Exercise requirements
Comb through the entries for "model" and pull out each line that holds it.
-*-*-
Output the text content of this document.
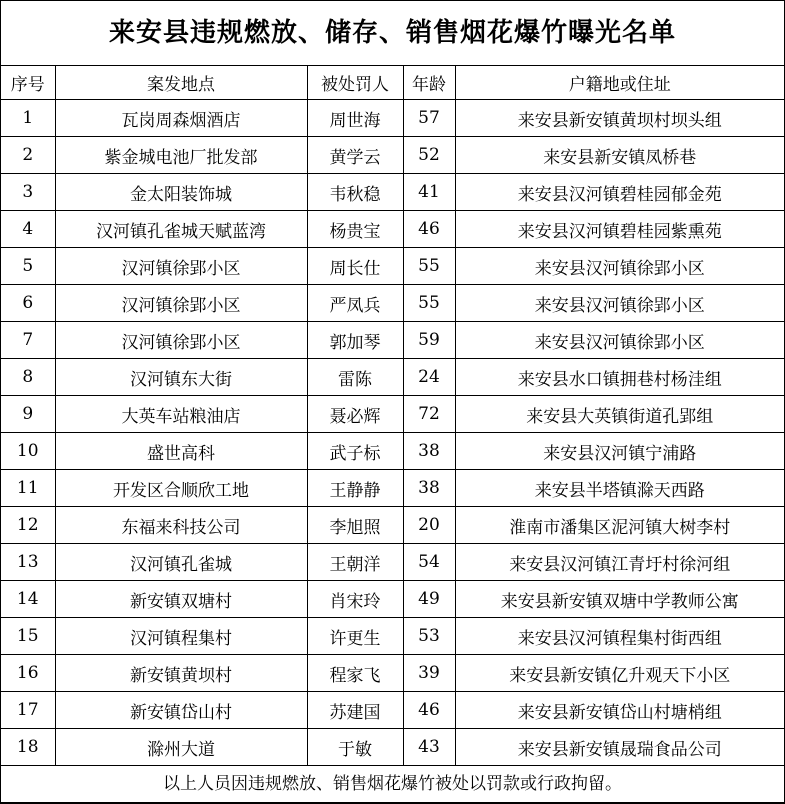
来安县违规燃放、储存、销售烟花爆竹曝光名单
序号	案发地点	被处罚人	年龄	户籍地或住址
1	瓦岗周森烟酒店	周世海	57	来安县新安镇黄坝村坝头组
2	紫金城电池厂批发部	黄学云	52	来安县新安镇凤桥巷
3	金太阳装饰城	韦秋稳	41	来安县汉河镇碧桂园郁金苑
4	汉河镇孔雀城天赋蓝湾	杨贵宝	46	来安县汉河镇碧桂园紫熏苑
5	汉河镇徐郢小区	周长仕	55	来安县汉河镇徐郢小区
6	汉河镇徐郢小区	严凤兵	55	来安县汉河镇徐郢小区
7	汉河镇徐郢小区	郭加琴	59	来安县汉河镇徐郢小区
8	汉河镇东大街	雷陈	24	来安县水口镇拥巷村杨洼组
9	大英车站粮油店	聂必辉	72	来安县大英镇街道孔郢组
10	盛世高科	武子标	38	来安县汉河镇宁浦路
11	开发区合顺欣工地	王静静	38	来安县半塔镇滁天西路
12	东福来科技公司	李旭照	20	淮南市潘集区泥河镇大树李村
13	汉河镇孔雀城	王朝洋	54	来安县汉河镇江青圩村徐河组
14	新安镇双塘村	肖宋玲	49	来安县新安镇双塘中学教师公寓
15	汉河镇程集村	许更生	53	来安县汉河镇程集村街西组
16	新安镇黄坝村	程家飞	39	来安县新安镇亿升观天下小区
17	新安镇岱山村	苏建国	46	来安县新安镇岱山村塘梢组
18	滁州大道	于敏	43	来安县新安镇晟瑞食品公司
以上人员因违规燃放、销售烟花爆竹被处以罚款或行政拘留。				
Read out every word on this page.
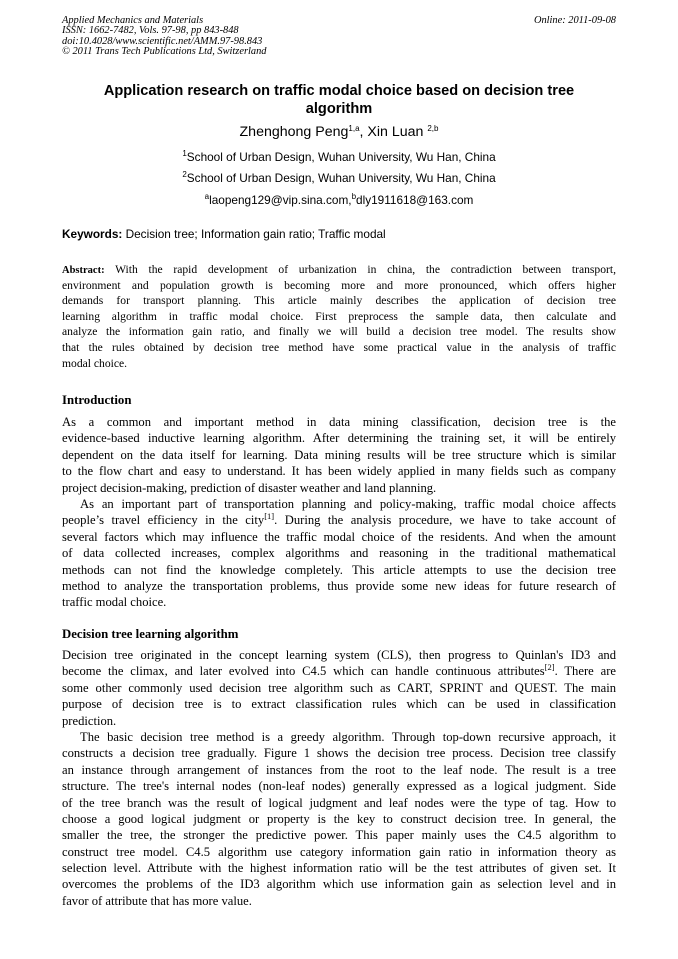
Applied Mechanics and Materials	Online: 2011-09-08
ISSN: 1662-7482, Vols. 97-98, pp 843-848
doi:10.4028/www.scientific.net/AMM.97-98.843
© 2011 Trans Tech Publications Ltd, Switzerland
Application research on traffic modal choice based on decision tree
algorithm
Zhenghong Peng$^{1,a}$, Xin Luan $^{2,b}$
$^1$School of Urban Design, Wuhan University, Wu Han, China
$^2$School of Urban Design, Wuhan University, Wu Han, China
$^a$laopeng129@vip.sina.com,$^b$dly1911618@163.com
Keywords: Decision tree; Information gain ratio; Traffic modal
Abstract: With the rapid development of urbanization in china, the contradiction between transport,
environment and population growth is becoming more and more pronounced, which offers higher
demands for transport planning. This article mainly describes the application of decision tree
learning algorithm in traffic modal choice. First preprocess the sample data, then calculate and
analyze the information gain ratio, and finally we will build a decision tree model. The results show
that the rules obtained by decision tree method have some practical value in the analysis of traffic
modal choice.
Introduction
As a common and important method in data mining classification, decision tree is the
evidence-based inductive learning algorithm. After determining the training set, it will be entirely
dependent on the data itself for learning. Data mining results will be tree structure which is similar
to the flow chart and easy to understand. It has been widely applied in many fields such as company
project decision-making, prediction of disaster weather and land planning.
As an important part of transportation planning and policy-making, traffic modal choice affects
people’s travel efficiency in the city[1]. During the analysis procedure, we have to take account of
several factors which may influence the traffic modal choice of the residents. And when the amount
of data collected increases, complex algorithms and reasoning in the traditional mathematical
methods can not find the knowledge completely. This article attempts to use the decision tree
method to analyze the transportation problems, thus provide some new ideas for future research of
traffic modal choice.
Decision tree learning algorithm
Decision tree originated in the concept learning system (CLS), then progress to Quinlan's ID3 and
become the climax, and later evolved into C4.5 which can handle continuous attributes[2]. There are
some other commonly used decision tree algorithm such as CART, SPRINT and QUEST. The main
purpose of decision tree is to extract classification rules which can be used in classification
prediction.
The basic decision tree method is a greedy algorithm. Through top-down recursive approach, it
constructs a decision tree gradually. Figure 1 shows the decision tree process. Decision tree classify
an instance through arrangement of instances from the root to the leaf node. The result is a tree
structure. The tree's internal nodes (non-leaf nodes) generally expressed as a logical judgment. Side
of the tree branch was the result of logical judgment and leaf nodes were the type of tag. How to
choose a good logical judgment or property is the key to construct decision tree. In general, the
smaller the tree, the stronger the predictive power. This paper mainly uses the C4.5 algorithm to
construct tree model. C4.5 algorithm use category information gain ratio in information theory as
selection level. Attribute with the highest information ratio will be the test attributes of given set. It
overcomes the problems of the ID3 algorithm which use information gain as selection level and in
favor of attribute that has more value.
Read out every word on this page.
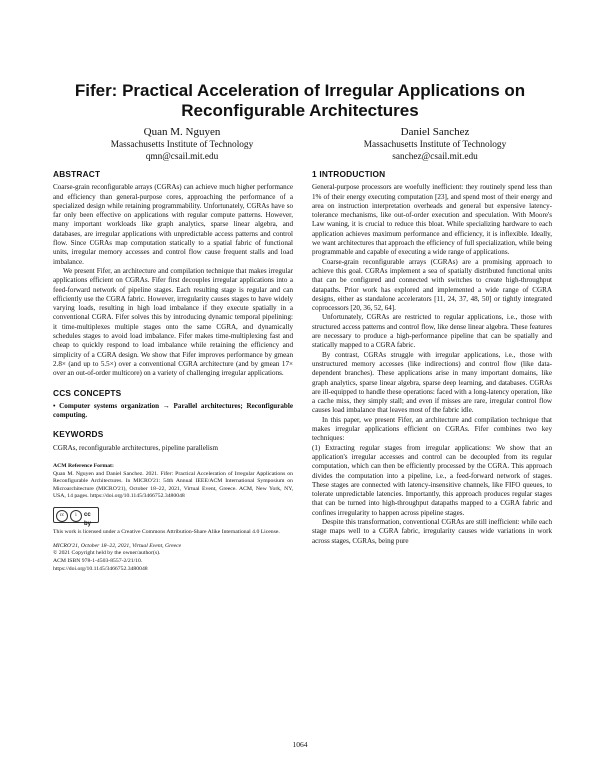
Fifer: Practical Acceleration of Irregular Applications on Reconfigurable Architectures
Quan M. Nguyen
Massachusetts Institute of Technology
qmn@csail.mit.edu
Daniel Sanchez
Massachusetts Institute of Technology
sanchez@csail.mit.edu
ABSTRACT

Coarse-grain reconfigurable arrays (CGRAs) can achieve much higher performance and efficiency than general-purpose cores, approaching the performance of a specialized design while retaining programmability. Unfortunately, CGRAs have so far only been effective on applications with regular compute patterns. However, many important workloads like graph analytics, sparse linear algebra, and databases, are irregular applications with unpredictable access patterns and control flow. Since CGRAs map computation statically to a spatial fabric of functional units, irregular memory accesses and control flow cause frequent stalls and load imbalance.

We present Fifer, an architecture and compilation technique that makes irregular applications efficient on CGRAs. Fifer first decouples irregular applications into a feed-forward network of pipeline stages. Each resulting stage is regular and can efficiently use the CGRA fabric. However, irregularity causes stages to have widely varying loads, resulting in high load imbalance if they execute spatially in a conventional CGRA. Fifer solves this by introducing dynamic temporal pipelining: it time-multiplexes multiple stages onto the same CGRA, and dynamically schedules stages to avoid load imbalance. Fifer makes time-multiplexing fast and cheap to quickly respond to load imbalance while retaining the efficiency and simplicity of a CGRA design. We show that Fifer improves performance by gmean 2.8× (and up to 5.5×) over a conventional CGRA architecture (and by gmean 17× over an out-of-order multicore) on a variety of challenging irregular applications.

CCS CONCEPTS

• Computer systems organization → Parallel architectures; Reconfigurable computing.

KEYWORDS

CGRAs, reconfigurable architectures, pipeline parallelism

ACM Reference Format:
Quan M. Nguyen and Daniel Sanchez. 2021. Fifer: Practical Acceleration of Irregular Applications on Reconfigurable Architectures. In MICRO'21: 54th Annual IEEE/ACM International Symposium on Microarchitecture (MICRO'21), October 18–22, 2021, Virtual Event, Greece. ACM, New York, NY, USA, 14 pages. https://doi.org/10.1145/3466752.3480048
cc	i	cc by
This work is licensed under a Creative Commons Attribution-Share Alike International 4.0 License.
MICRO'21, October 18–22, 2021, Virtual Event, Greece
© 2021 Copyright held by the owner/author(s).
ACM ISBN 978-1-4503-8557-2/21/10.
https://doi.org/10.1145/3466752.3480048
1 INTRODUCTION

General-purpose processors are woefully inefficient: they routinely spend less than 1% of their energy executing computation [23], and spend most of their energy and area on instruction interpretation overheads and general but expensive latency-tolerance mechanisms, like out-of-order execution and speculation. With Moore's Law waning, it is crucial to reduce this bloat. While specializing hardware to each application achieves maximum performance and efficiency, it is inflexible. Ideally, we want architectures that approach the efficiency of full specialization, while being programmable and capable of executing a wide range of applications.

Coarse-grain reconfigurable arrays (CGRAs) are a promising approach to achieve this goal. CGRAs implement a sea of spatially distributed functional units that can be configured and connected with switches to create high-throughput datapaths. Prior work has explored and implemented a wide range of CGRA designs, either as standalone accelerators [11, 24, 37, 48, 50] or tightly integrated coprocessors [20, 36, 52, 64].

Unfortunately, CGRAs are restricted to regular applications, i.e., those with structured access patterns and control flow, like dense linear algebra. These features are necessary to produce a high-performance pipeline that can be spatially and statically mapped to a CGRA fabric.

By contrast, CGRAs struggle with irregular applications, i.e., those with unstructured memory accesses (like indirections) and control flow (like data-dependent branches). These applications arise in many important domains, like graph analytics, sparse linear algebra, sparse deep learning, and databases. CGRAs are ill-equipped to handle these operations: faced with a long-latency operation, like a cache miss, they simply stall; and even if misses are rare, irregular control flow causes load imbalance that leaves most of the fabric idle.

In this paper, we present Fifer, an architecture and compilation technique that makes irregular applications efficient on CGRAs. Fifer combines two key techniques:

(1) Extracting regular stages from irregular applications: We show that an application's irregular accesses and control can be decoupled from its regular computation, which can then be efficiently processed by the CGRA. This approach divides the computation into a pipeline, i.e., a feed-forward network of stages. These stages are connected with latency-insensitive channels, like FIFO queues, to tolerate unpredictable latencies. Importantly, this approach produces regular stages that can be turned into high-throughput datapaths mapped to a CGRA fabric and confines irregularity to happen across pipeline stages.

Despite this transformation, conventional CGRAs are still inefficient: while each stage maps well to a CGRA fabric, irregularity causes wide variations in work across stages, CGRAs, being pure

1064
-*-*-
Response below
analyze the information gain ratio, and finally we will build a decision tree model. The results show
construct tree model. C4.5 algorithm use category information gain ratio in information theory as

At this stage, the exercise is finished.